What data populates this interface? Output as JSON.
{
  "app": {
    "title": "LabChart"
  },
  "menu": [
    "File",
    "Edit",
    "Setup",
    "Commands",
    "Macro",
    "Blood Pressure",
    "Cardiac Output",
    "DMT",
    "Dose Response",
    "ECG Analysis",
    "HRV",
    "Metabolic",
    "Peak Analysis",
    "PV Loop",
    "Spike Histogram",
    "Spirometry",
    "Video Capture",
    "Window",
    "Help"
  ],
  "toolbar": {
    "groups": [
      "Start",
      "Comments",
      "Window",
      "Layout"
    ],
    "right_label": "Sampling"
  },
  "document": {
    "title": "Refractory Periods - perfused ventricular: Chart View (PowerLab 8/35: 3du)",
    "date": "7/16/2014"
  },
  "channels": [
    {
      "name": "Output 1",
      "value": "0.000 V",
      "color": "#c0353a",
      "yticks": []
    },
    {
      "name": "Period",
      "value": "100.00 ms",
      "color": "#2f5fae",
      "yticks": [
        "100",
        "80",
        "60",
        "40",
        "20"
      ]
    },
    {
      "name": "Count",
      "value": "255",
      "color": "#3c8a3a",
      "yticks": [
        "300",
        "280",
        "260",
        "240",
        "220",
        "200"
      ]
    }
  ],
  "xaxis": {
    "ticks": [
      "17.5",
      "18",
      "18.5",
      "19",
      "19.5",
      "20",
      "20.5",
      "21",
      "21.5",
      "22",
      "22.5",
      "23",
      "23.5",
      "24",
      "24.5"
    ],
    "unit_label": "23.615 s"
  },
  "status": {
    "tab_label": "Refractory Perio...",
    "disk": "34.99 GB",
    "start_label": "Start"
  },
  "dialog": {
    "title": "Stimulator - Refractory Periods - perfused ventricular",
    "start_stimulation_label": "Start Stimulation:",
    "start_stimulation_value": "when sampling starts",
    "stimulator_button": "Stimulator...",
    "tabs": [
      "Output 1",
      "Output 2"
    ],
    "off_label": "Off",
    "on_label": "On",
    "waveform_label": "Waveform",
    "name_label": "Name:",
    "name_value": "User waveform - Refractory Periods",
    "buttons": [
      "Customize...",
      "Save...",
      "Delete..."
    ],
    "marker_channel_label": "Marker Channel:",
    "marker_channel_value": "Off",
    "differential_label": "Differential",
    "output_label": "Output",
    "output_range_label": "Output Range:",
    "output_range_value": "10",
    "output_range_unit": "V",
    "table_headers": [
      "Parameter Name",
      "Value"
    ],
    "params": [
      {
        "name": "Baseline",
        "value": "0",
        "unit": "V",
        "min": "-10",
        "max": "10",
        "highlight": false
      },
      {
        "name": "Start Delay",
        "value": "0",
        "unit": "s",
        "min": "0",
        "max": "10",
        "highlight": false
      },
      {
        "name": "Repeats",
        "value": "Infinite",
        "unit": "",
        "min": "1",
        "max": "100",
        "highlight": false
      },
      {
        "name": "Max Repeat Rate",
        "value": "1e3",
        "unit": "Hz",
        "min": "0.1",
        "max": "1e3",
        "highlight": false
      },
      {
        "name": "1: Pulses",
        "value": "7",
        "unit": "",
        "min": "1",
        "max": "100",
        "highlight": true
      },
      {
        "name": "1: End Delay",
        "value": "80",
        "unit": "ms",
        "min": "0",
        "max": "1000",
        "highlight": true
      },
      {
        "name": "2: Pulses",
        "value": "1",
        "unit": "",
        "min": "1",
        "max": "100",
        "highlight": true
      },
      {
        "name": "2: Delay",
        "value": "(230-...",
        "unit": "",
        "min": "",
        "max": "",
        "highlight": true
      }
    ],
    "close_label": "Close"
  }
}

== What the exercise asks ==
Check each line of the records above for the word "Stimulator", then give the number of lines that have it, with no other words.

== Solution below ==
2